Every record must appear in your copy exactly as written, with no pictures.

........

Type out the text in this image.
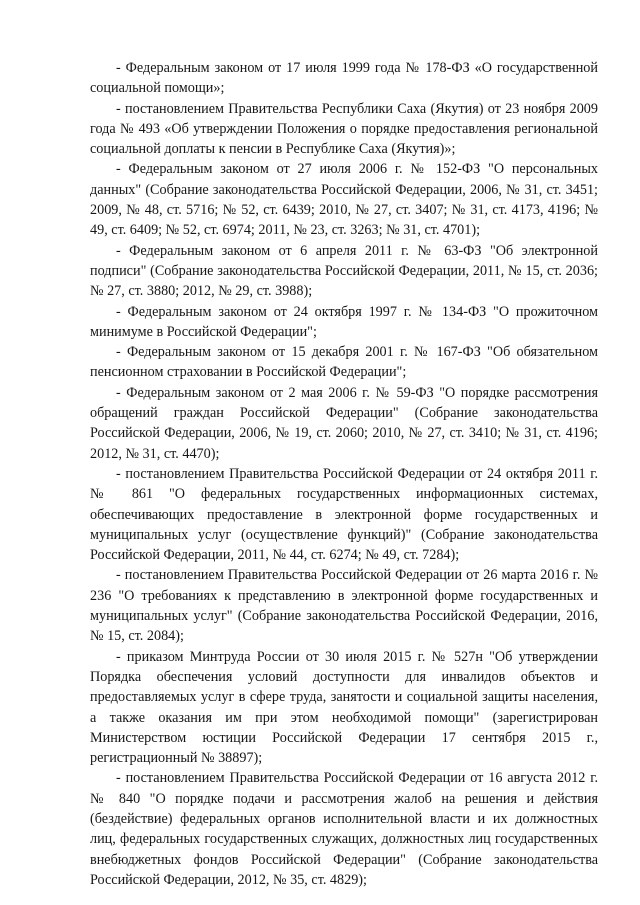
- Федеральным законом от 17 июля 1999 года № 178-ФЗ «О государственной социальной помощи»;

- постановлением Правительства Республики Саха (Якутия) от 23 ноября 2009 года № 493 «Об утверждении Положения о порядке предоставления региональной социальной доплаты к пенсии в Республике Саха (Якутия)»;

- Федеральным законом от 27 июля 2006 г. № 152-ФЗ "О персональных данных" (Собрание законодательства Российской Федерации, 2006, № 31, ст. 3451; 2009, № 48, ст. 5716; № 52, ст. 6439; 2010, № 27, ст. 3407; № 31, ст. 4173, 4196; № 49, ст. 6409; № 52, ст. 6974; 2011, № 23, ст. 3263; № 31, ст. 4701);

- Федеральным законом от 6 апреля 2011 г. № 63-ФЗ "Об электронной подписи" (Собрание законодательства Российской Федерации, 2011, № 15, ст. 2036; № 27, ст. 3880; 2012, № 29, ст. 3988);

- Федеральным законом от 24 октября 1997 г. № 134-ФЗ "О прожиточном минимуме в Российской Федерации";

- Федеральным законом от 15 декабря 2001 г. № 167-ФЗ "Об обязательном пенсионном страховании в Российской Федерации";

- Федеральным законом от 2 мая 2006 г. № 59-ФЗ "О порядке рассмотрения обращений граждан Российской Федерации" (Собрание законодательства Российской Федерации, 2006, № 19, ст. 2060; 2010, № 27, ст. 3410; № 31, ст. 4196; 2012, № 31, ст. 4470);

- постановлением Правительства Российской Федерации от 24 октября 2011 г. № 861 "О федеральных государственных информационных системах, обеспечивающих предоставление в электронной форме государственных и муниципальных услуг (осуществление функций)" (Собрание законодательства Российской Федерации, 2011, № 44, ст. 6274; № 49, ст. 7284);

- постановлением Правительства Российской Федерации от 26 марта 2016 г. № 236 "О требованиях к представлению в электронной форме государственных и муниципальных услуг" (Собрание законодательства Российской Федерации, 2016, № 15, ст. 2084);

- приказом Минтруда России от 30 июля 2015 г. № 527н "Об утверждении Порядка обеспечения условий доступности для инвалидов объектов и предоставляемых услуг в сфере труда, занятости и социальной защиты населения, а также оказания им при этом необходимой помощи" (зарегистрирован Министерством юстиции Российской Федерации 17 сентября 2015 г., регистрационный № 38897);

- постановлением Правительства Российской Федерации от 16 августа 2012 г. № 840 "О порядке подачи и рассмотрения жалоб на решения и действия (бездействие) федеральных органов исполнительной власти и их должностных лиц, федеральных государственных служащих, должностных лиц государственных внебюджетных фондов Российской Федерации" (Собрание законодательства Российской Федерации, 2012, № 35, ст. 4829);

........

§ ANSWER
Type out the text in this image.
- Федеральным законом от 17 июля 1999 года № 178-ФЗ «О государственной социальной помощи»;

- постановлением Правительства Республики Саха (Якутия) от 23 ноября 2009 года № 493 «Об утверждении Положения о порядке предоставления региональной социальной доплаты к пенсии в Республике Саха (Якутия)»;

- Федеральным законом от 27 июля 2006 г. № 152-ФЗ "О персональных данных" (Собрание законодательства Российской Федерации, 2006, № 31, ст. 3451; 2009, № 48, ст. 5716; № 52, ст. 6439; 2010, № 27, ст. 3407; № 31, ст. 4173, 4196; № 49, ст. 6409; № 52, ст. 6974; 2011, № 23, ст. 3263; № 31, ст. 4701);

- Федеральным законом от 6 апреля 2011 г. № 63-ФЗ "Об электронной подписи" (Собрание законодательства Российской Федерации, 2011, № 15, ст. 2036; № 27, ст. 3880; 2012, № 29, ст. 3988);

- Федеральным законом от 24 октября 1997 г. № 134-ФЗ "О прожиточном минимуме в Российской Федерации";

- Федеральным законом от 15 декабря 2001 г. № 167-ФЗ "Об обязательном пенсионном страховании в Российской Федерации";

- Федеральным законом от 2 мая 2006 г. № 59-ФЗ "О порядке рассмотрения обращений граждан Российской Федерации" (Собрание законодательства Российской Федерации, 2006, № 19, ст. 2060; 2010, № 27, ст. 3410; № 31, ст. 4196; 2012, № 31, ст. 4470);

- постановлением Правительства Российской Федерации от 24 октября 2011 г. № 861 "О федеральных государственных информационных системах, обеспечивающих предоставление в электронной форме государственных и муниципальных услуг (осуществление функций)" (Собрание законодательства Российской Федерации, 2011, № 44, ст. 6274; № 49, ст. 7284);

- постановлением Правительства Российской Федерации от 26 марта 2016 г. № 236 "О требованиях к представлению в электронной форме государственных и муниципальных услуг" (Собрание законодательства Российской Федерации, 2016, № 15, ст. 2084);

- приказом Минтруда России от 30 июля 2015 г. № 527н "Об утверждении Порядка обеспечения условий доступности для инвалидов объектов и предоставляемых услуг в сфере труда, занятости и социальной защиты населения, а также оказания им при этом необходимой помощи" (зарегистрирован Министерством юстиции Российской Федерации 17 сентября 2015 г., регистрационный № 38897);

- постановлением Правительства Российской Федерации от 16 августа 2012 г. № 840 "О порядке подачи и рассмотрения жалоб на решения и действия (бездействие) федеральных органов исполнительной власти и их должностных лиц, федеральных государственных служащих, должностных лиц государственных внебюджетных фондов Российской Федерации" (Собрание законодательства Российской Федерации, 2012, № 35, ст. 4829);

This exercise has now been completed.